WHAT YOU NEED TO DO:
Scan the records below for lines with the word "triangle", then state how many you find and nothing else.

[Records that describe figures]
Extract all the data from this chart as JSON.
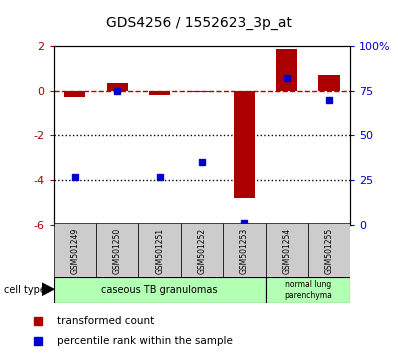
{
  "title": "GDS4256 / 1552623_3p_at",
  "samples": [
    "GSM501249",
    "GSM501250",
    "GSM501251",
    "GSM501252",
    "GSM501253",
    "GSM501254",
    "GSM501255"
  ],
  "red_values": [
    -0.3,
    0.35,
    -0.2,
    -0.05,
    -4.8,
    1.85,
    0.7
  ],
  "blue_values_pct": [
    27,
    75,
    27,
    35,
    1,
    82,
    70
  ],
  "ylim_left": [
    -6,
    2
  ],
  "ylim_right": [
    0,
    100
  ],
  "left_ticks": [
    2,
    0,
    -2,
    -4,
    -6
  ],
  "right_ticks": [
    100,
    75,
    50,
    25,
    0
  ],
  "right_tick_labels": [
    "100%",
    "75",
    "50",
    "25",
    "0"
  ],
  "dotted_lines": [
    -2,
    -4
  ],
  "legend_red": "transformed count",
  "legend_blue": "percentile rank within the sample",
  "red_color": "#aa0000",
  "blue_color": "#0000cc",
  "bar_width": 0.5,
  "blue_marker_size": 5,
  "background_cells": "#cccccc",
  "green_light": "#b3ffb3"
}
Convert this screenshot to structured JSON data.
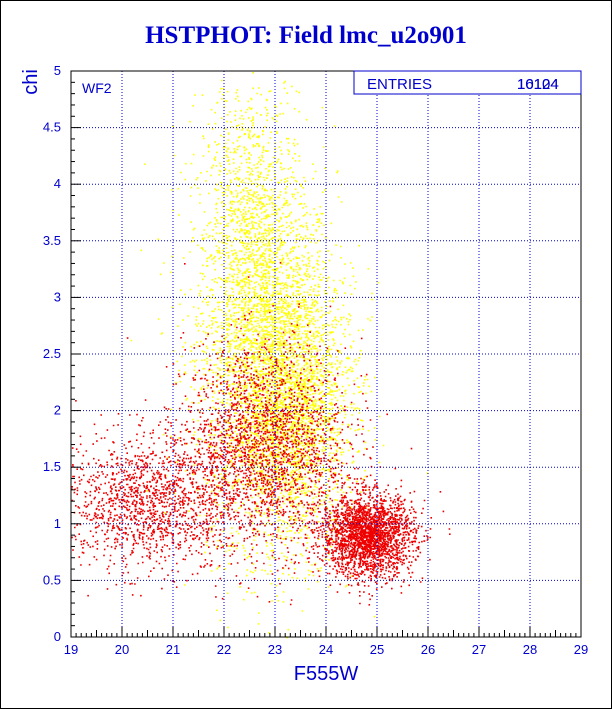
{
  "chart_data": {
    "type": "scatter",
    "title": "HSTPHOT: Field lmc_u2o901",
    "xlabel": "F555W",
    "ylabel": "chi",
    "xlim": [
      19,
      29
    ],
    "ylim": [
      0,
      5
    ],
    "x_ticks": [
      "19",
      "20",
      "21",
      "22",
      "23",
      "24",
      "25",
      "26",
      "27",
      "28",
      "29"
    ],
    "y_ticks": [
      "0",
      "0.5",
      "1",
      "1.5",
      "2",
      "2.5",
      "3",
      "3.5",
      "4",
      "4.5",
      "5"
    ],
    "grid": true,
    "panel_label": "WF2",
    "stats_box": {
      "label": "ENTRIES",
      "value": "16104",
      "overprint": "10124"
    },
    "colors": {
      "axis": "#0000cc",
      "grid": "#0000cc",
      "yellow_points": "#ffff00",
      "red_points": "#ee0000"
    },
    "series": [
      {
        "color": "#ffff00",
        "density_model": [
          {
            "x_mean": 22.8,
            "x_sd": 0.7,
            "y_mean": 2.5,
            "y_sd": 0.8,
            "weight": 0.55
          },
          {
            "x_mean": 23.4,
            "x_sd": 0.6,
            "y_mean": 2.0,
            "y_sd": 0.6,
            "weight": 0.3
          },
          {
            "x_mean": 22.5,
            "x_sd": 0.5,
            "y_mean": 3.8,
            "y_sd": 0.6,
            "weight": 0.15
          }
        ],
        "approx_count": 5500
      },
      {
        "color": "#ee0000",
        "density_model": [
          {
            "x_mean": 20.5,
            "x_sd": 0.9,
            "y_mean": 1.2,
            "y_sd": 0.3,
            "weight": 0.25
          },
          {
            "x_mean": 22.8,
            "x_sd": 0.8,
            "y_mean": 1.7,
            "y_sd": 0.45,
            "weight": 0.35
          },
          {
            "x_mean": 24.8,
            "x_sd": 0.45,
            "y_mean": 0.9,
            "y_sd": 0.18,
            "weight": 0.4
          }
        ],
        "approx_count": 6000
      }
    ]
  }
}
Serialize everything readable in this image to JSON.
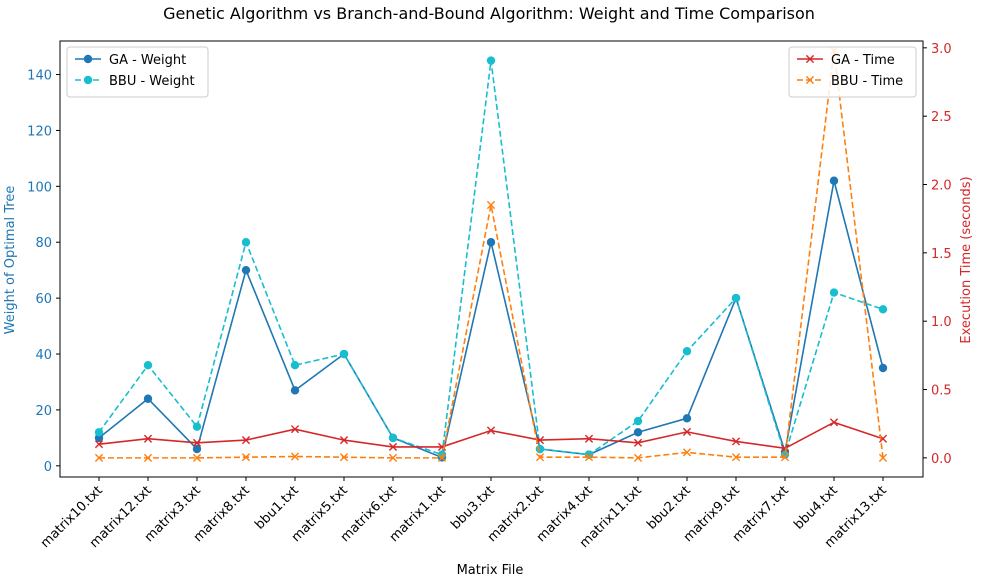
{
  "chart_data": {
    "type": "line",
    "title": "Genetic Algorithm vs Branch-and-Bound Algorithm: Weight and Time Comparison",
    "xlabel": "Matrix File",
    "ylabel_left": "Weight of Optimal Tree",
    "ylabel_right": "Execution Time (seconds)",
    "categories": [
      "matrix10.txt",
      "matrix12.txt",
      "matrix3.txt",
      "matrix8.txt",
      "bbu1.txt",
      "matrix5.txt",
      "matrix6.txt",
      "matrix1.txt",
      "bbu3.txt",
      "matrix2.txt",
      "matrix4.txt",
      "matrix11.txt",
      "bbu2.txt",
      "matrix9.txt",
      "matrix7.txt",
      "bbu4.txt",
      "matrix13.txt"
    ],
    "ylim_left": [
      -4,
      152
    ],
    "yticks_left": [
      0,
      20,
      40,
      60,
      80,
      100,
      120,
      140
    ],
    "ylim_right": [
      -0.14,
      3.05
    ],
    "yticks_right": [
      0.0,
      0.5,
      1.0,
      1.5,
      2.0,
      2.5,
      3.0
    ],
    "left_series": [
      {
        "name": "GA - Weight",
        "values": [
          10,
          24,
          6,
          70,
          27,
          40,
          10,
          3,
          80,
          6,
          4,
          12,
          17,
          60,
          5,
          102,
          35
        ],
        "color": "#1f77b4",
        "style": "solid",
        "marker": "circle"
      },
      {
        "name": "BBU - Weight",
        "values": [
          12,
          36,
          14,
          80,
          36,
          40,
          10,
          4,
          145,
          6,
          4,
          16,
          41,
          60,
          4,
          62,
          56
        ],
        "color": "#17becf",
        "style": "dashed",
        "marker": "circle"
      }
    ],
    "right_series": [
      {
        "name": "GA - Time",
        "values": [
          0.1,
          0.14,
          0.11,
          0.13,
          0.21,
          0.13,
          0.08,
          0.08,
          0.2,
          0.13,
          0.14,
          0.11,
          0.19,
          0.12,
          0.07,
          0.26,
          0.14
        ],
        "color": "#d62728",
        "style": "solid",
        "marker": "x"
      },
      {
        "name": "BBU - Time",
        "values": [
          0.0,
          0.0,
          0.0,
          0.005,
          0.01,
          0.005,
          0.0,
          0.0,
          1.85,
          0.005,
          0.005,
          0.0,
          0.04,
          0.005,
          0.005,
          2.98,
          0.0
        ],
        "color": "#ff7f0e",
        "style": "dashed",
        "marker": "x"
      }
    ],
    "legend_left_position": "top-left",
    "legend_right_position": "top-right",
    "grid": false
  }
}
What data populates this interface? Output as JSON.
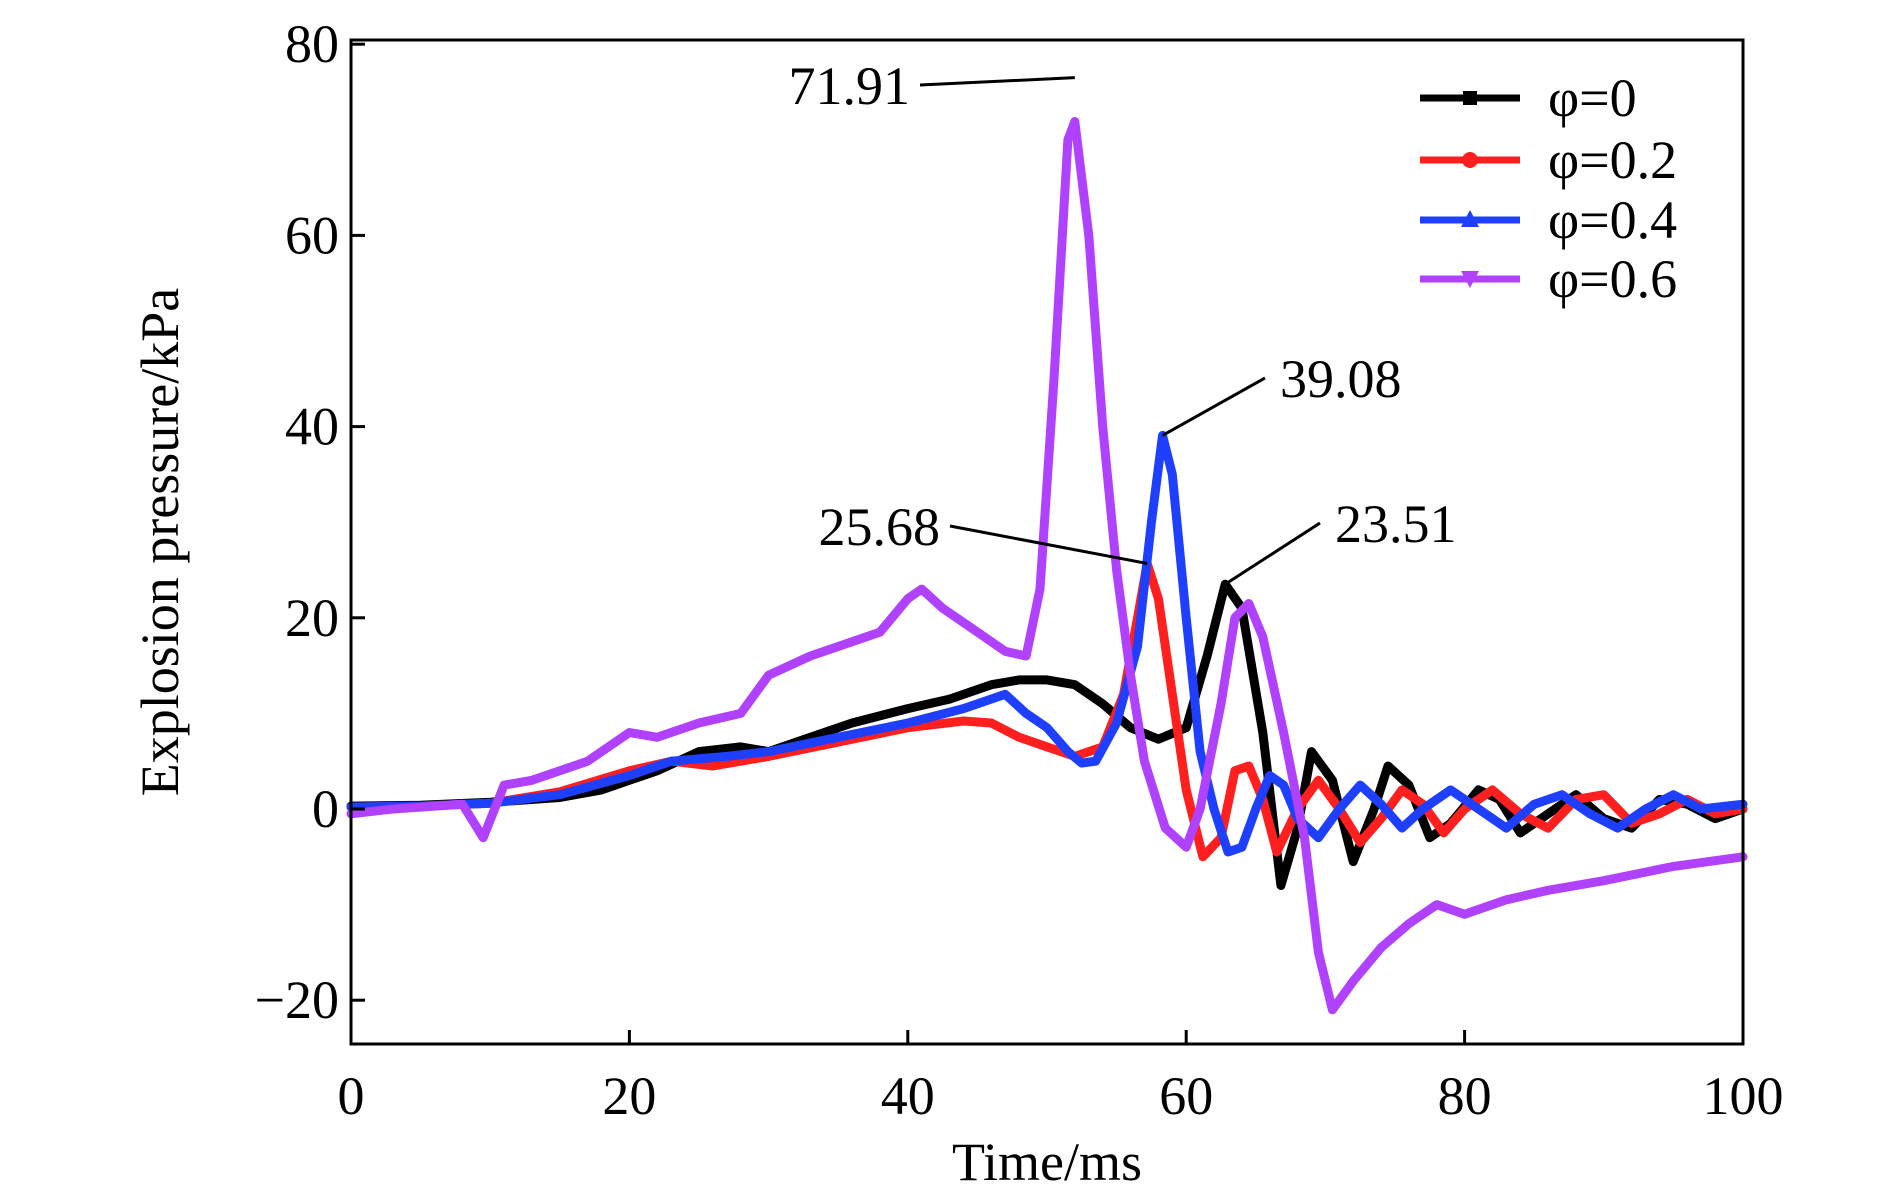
{
  "chart_data": {
    "type": "line",
    "xlabel": "Time/ms",
    "ylabel": "Explosion pressure/kPa",
    "xlim": [
      0,
      100
    ],
    "ylim": [
      -25,
      80
    ],
    "xticks": [
      0,
      20,
      40,
      60,
      80,
      100
    ],
    "yticks": [
      -20,
      0,
      20,
      40,
      60,
      80
    ],
    "x_tick_labels": [
      "0",
      "20",
      "40",
      "60",
      "80",
      "100"
    ],
    "y_tick_labels": [
      "−20",
      "0",
      "20",
      "40",
      "60",
      "80"
    ],
    "grid": false,
    "legend_position": "top-right",
    "series": [
      {
        "name": "φ=0",
        "color": "#000000",
        "marker": "square",
        "points": [
          [
            0,
            0.3
          ],
          [
            5,
            0.4
          ],
          [
            10,
            0.7
          ],
          [
            15,
            1.2
          ],
          [
            18,
            2
          ],
          [
            20,
            3
          ],
          [
            22,
            4
          ],
          [
            25,
            6
          ],
          [
            28,
            6.5
          ],
          [
            30,
            6
          ],
          [
            33,
            7.5
          ],
          [
            36,
            9
          ],
          [
            40,
            10.5
          ],
          [
            43,
            11.5
          ],
          [
            46,
            13
          ],
          [
            48,
            13.5
          ],
          [
            50,
            13.5
          ],
          [
            52,
            13
          ],
          [
            54,
            11
          ],
          [
            56,
            8.5
          ],
          [
            58,
            7.3
          ],
          [
            60,
            8.5
          ],
          [
            61.5,
            16
          ],
          [
            62.8,
            23.51
          ],
          [
            64,
            21
          ],
          [
            65.5,
            8
          ],
          [
            66.8,
            -8
          ],
          [
            68,
            -2
          ],
          [
            69,
            6
          ],
          [
            70.5,
            3
          ],
          [
            72,
            -5.5
          ],
          [
            73.5,
            0
          ],
          [
            74.5,
            4.5
          ],
          [
            76,
            2.5
          ],
          [
            77.5,
            -3
          ],
          [
            79,
            -1.5
          ],
          [
            81,
            2
          ],
          [
            82.5,
            1
          ],
          [
            84,
            -2.5
          ],
          [
            86,
            -0.5
          ],
          [
            88,
            1.5
          ],
          [
            90,
            -1
          ],
          [
            92,
            -2
          ],
          [
            94,
            1
          ],
          [
            96,
            0.5
          ],
          [
            98,
            -1
          ],
          [
            100,
            0
          ]
        ]
      },
      {
        "name": "φ=0.2",
        "color": "#ff1f1f",
        "marker": "circle",
        "points": [
          [
            0,
            0.2
          ],
          [
            5,
            0.3
          ],
          [
            10,
            0.6
          ],
          [
            15,
            1.8
          ],
          [
            20,
            4
          ],
          [
            23,
            5
          ],
          [
            26,
            4.5
          ],
          [
            30,
            5.5
          ],
          [
            35,
            7
          ],
          [
            40,
            8.5
          ],
          [
            44,
            9.2
          ],
          [
            46,
            9
          ],
          [
            48,
            7.5
          ],
          [
            50,
            6.5
          ],
          [
            52,
            5.5
          ],
          [
            54,
            6.5
          ],
          [
            55.5,
            12
          ],
          [
            56.5,
            20
          ],
          [
            57.2,
            25.68
          ],
          [
            58,
            22
          ],
          [
            59,
            12
          ],
          [
            60,
            2
          ],
          [
            61.2,
            -5
          ],
          [
            62.5,
            -3
          ],
          [
            63.5,
            4
          ],
          [
            64.5,
            4.5
          ],
          [
            65.5,
            1
          ],
          [
            66.5,
            -4.5
          ],
          [
            68,
            0
          ],
          [
            69.5,
            3
          ],
          [
            71,
            0
          ],
          [
            72.5,
            -3.5
          ],
          [
            74,
            -1
          ],
          [
            75.5,
            2
          ],
          [
            77,
            0.5
          ],
          [
            78.5,
            -2.5
          ],
          [
            80,
            0
          ],
          [
            82,
            2
          ],
          [
            84,
            -0.5
          ],
          [
            86,
            -2
          ],
          [
            88,
            1
          ],
          [
            90,
            1.5
          ],
          [
            92,
            -1.5
          ],
          [
            94,
            -0.5
          ],
          [
            96,
            1
          ],
          [
            98,
            -0.5
          ],
          [
            100,
            0
          ]
        ]
      },
      {
        "name": "φ=0.4",
        "color": "#1f3fff",
        "marker": "triangle-up",
        "points": [
          [
            0,
            0.2
          ],
          [
            5,
            0.3
          ],
          [
            10,
            0.6
          ],
          [
            15,
            1.5
          ],
          [
            20,
            3.5
          ],
          [
            23,
            5
          ],
          [
            27,
            5.5
          ],
          [
            30,
            6
          ],
          [
            35,
            7.5
          ],
          [
            40,
            9
          ],
          [
            44,
            10.5
          ],
          [
            47,
            12
          ],
          [
            48.5,
            10
          ],
          [
            50,
            8.5
          ],
          [
            51.5,
            6
          ],
          [
            52.5,
            4.8
          ],
          [
            53.5,
            5
          ],
          [
            55,
            9
          ],
          [
            56.5,
            17
          ],
          [
            57.5,
            30
          ],
          [
            58.3,
            39.08
          ],
          [
            59,
            35
          ],
          [
            60,
            20
          ],
          [
            61,
            6
          ],
          [
            62,
            0
          ],
          [
            63,
            -4.5
          ],
          [
            64,
            -4
          ],
          [
            65,
            0
          ],
          [
            66,
            3.5
          ],
          [
            67,
            2.5
          ],
          [
            68,
            -1
          ],
          [
            69.5,
            -3
          ],
          [
            71,
            0
          ],
          [
            72.5,
            2.5
          ],
          [
            74,
            0.5
          ],
          [
            75.5,
            -2
          ],
          [
            77,
            0
          ],
          [
            79,
            2
          ],
          [
            81,
            0
          ],
          [
            83,
            -2
          ],
          [
            85,
            0.5
          ],
          [
            87,
            1.5
          ],
          [
            89,
            -0.5
          ],
          [
            91,
            -2
          ],
          [
            93,
            0
          ],
          [
            95,
            1.5
          ],
          [
            97,
            0
          ],
          [
            100,
            0.5
          ]
        ]
      },
      {
        "name": "φ=0.6",
        "color": "#b042ff",
        "marker": "triangle-down",
        "points": [
          [
            0,
            -0.5
          ],
          [
            3,
            0
          ],
          [
            8,
            0.5
          ],
          [
            9.5,
            -3
          ],
          [
            11,
            2.5
          ],
          [
            13,
            3
          ],
          [
            15,
            4
          ],
          [
            17,
            5
          ],
          [
            18,
            6
          ],
          [
            20,
            8
          ],
          [
            22,
            7.5
          ],
          [
            25,
            9
          ],
          [
            28,
            10
          ],
          [
            30,
            14
          ],
          [
            33,
            16
          ],
          [
            35,
            17
          ],
          [
            38,
            18.5
          ],
          [
            40,
            22
          ],
          [
            41,
            23
          ],
          [
            42.5,
            21
          ],
          [
            45,
            18.5
          ],
          [
            47,
            16.5
          ],
          [
            48.5,
            16
          ],
          [
            49.5,
            23
          ],
          [
            50.5,
            45
          ],
          [
            51.5,
            70
          ],
          [
            52,
            71.91
          ],
          [
            53,
            60
          ],
          [
            54,
            40
          ],
          [
            55,
            25
          ],
          [
            56,
            14
          ],
          [
            57,
            5
          ],
          [
            58.5,
            -2
          ],
          [
            60,
            -4
          ],
          [
            61,
            0
          ],
          [
            62.5,
            11
          ],
          [
            63.5,
            20
          ],
          [
            64.5,
            21.5
          ],
          [
            65.5,
            18
          ],
          [
            67,
            8
          ],
          [
            68.5,
            -3
          ],
          [
            69.5,
            -15
          ],
          [
            70.5,
            -21
          ],
          [
            72,
            -18
          ],
          [
            74,
            -14.5
          ],
          [
            76,
            -12
          ],
          [
            78,
            -10
          ],
          [
            80,
            -11
          ],
          [
            83,
            -9.5
          ],
          [
            86,
            -8.5
          ],
          [
            90,
            -7.5
          ],
          [
            95,
            -6
          ],
          [
            100,
            -5
          ]
        ]
      }
    ],
    "annotations": [
      {
        "text": "71.91",
        "x": 52,
        "y": 76.5
      },
      {
        "text": "39.08",
        "x": 58.3,
        "y": 39.08
      },
      {
        "text": "25.68",
        "x": 57.2,
        "y": 25.68
      },
      {
        "text": "23.51",
        "x": 62.8,
        "y": 23.51
      }
    ]
  }
}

SOLUTION FOR THIS TASK:
2